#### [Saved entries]
⁂

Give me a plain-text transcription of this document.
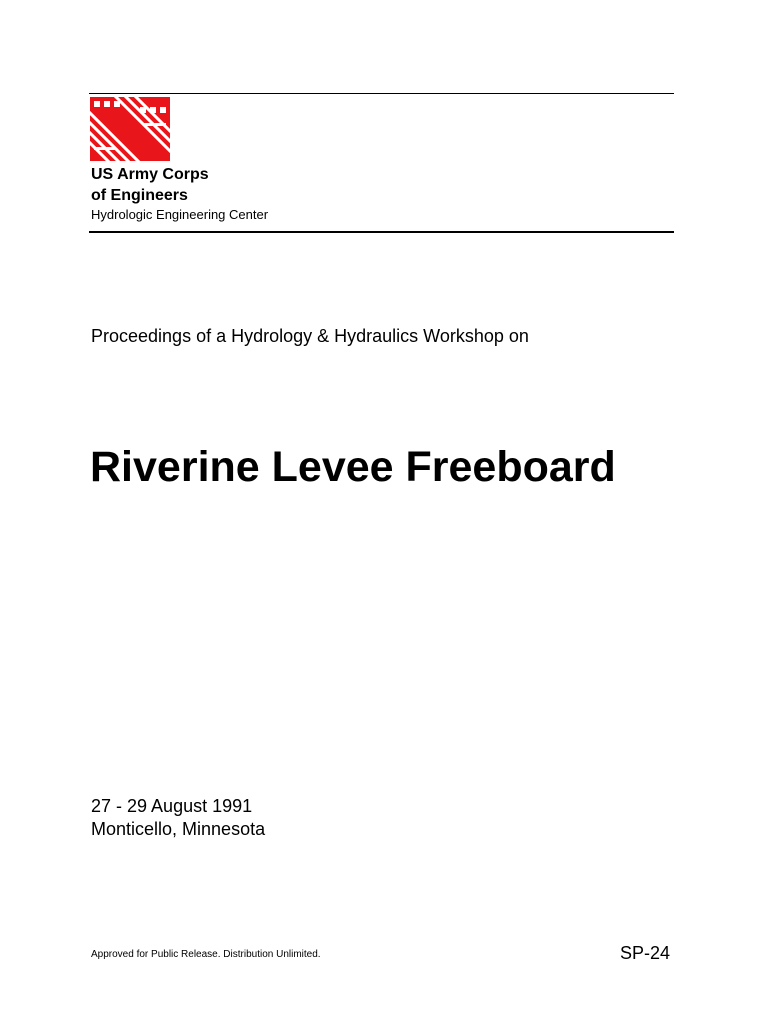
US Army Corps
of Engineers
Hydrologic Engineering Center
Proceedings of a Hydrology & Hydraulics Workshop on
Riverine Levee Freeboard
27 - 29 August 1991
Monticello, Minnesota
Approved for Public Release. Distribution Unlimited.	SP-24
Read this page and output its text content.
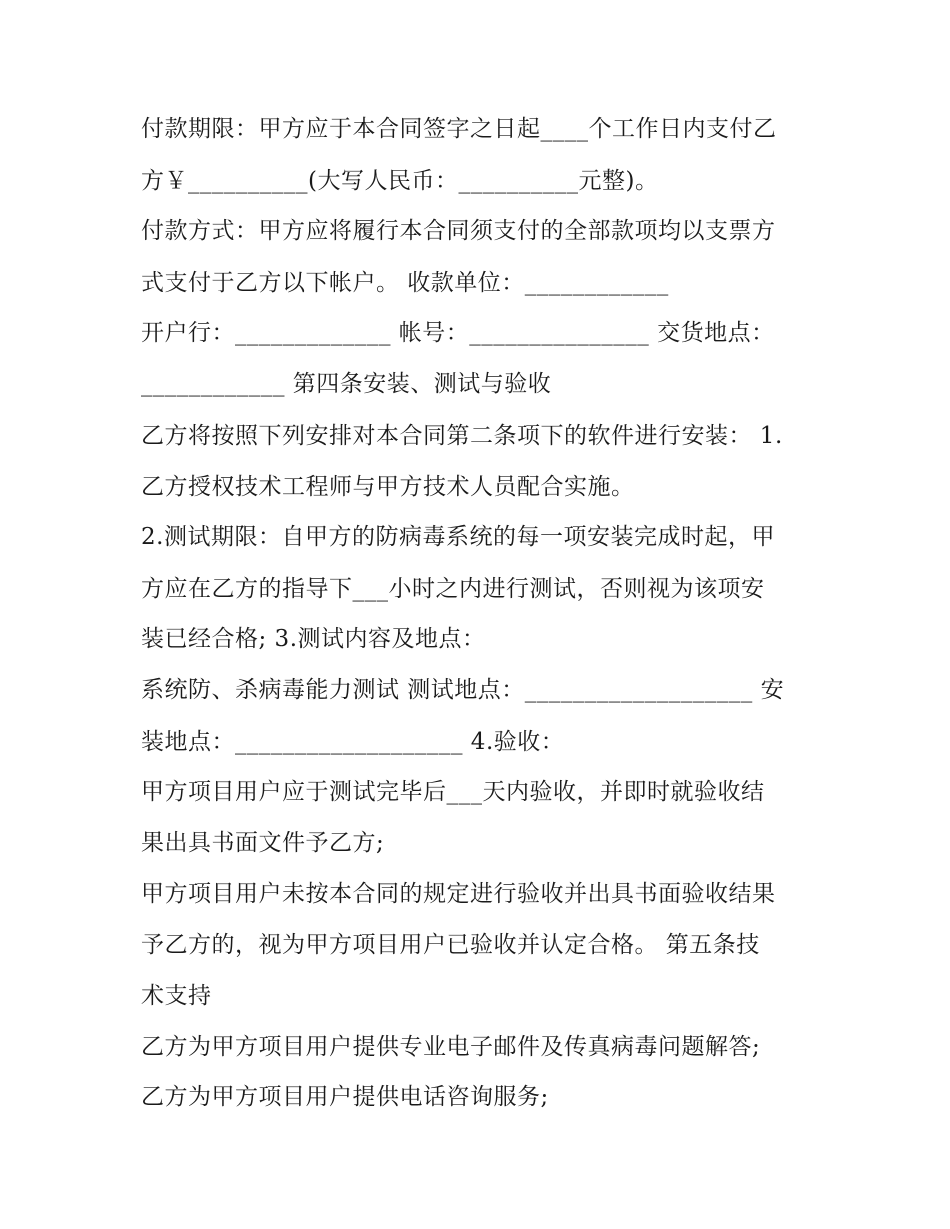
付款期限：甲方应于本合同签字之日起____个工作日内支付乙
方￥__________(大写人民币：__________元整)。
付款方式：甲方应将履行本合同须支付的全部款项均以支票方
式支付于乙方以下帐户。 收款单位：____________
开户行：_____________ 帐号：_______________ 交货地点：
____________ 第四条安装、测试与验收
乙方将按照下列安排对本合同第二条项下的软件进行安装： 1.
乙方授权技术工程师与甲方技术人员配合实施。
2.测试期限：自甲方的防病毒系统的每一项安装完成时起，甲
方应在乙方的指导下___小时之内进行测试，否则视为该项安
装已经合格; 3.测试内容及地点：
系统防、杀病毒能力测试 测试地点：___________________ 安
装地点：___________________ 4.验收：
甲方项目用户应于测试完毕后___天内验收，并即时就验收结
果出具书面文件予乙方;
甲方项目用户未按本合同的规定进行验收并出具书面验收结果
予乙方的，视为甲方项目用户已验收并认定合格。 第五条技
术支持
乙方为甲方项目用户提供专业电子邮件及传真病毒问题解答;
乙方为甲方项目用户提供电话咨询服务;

⁂

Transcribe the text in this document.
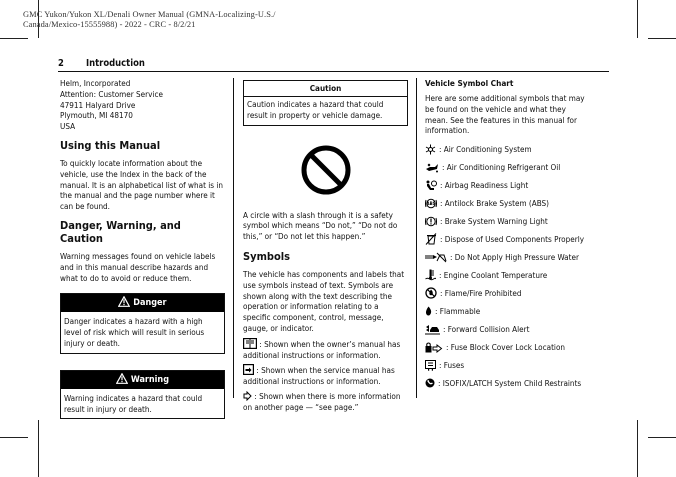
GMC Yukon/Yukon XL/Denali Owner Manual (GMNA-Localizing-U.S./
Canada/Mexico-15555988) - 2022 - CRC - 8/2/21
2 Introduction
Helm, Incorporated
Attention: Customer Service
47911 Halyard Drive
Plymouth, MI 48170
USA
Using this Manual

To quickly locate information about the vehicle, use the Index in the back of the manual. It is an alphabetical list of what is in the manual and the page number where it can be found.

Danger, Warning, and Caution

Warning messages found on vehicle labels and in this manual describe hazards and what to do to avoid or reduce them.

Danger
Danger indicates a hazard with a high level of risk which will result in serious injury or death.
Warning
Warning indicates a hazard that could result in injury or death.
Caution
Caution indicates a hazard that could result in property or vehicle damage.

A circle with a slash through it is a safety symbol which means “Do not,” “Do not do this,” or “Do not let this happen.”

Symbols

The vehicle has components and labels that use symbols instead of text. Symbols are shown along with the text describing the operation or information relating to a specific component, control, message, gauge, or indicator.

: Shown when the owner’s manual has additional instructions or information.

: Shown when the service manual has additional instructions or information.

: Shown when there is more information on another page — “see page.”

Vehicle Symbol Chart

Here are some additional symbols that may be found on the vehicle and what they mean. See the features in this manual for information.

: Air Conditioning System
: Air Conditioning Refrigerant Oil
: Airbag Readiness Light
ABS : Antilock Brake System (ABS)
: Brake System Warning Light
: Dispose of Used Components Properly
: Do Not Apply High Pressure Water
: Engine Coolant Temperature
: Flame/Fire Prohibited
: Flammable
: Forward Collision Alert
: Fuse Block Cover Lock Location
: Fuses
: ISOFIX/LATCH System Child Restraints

⁂

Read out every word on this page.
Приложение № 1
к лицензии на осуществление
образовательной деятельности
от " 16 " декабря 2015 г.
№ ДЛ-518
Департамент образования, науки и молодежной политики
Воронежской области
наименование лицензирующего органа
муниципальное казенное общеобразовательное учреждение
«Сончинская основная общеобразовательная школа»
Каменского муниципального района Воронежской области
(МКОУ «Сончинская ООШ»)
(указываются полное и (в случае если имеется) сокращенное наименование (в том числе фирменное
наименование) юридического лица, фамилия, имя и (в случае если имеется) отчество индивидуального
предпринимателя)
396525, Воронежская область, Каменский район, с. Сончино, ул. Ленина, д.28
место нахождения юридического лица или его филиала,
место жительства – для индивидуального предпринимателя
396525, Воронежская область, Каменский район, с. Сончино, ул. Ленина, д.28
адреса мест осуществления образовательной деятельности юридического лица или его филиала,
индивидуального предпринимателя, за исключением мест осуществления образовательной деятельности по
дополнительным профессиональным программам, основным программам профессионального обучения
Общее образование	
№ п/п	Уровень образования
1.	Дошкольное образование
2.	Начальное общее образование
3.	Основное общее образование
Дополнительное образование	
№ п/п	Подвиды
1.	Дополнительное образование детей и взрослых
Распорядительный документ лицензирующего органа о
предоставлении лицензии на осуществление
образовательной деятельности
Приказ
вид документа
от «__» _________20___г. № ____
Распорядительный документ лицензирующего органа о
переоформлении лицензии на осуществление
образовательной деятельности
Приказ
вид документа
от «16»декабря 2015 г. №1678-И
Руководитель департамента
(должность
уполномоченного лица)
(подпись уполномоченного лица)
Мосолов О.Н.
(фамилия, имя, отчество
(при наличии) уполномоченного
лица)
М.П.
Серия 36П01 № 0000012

⁂

#### [The exercise]
Identify all lines where the word "филиала" shows up. Copy them.

#### [Solution to this exercise]
место нахождения юридического лица или его филиала,
адреса мест осуществления образовательной деятельности юридического лица или его филиала,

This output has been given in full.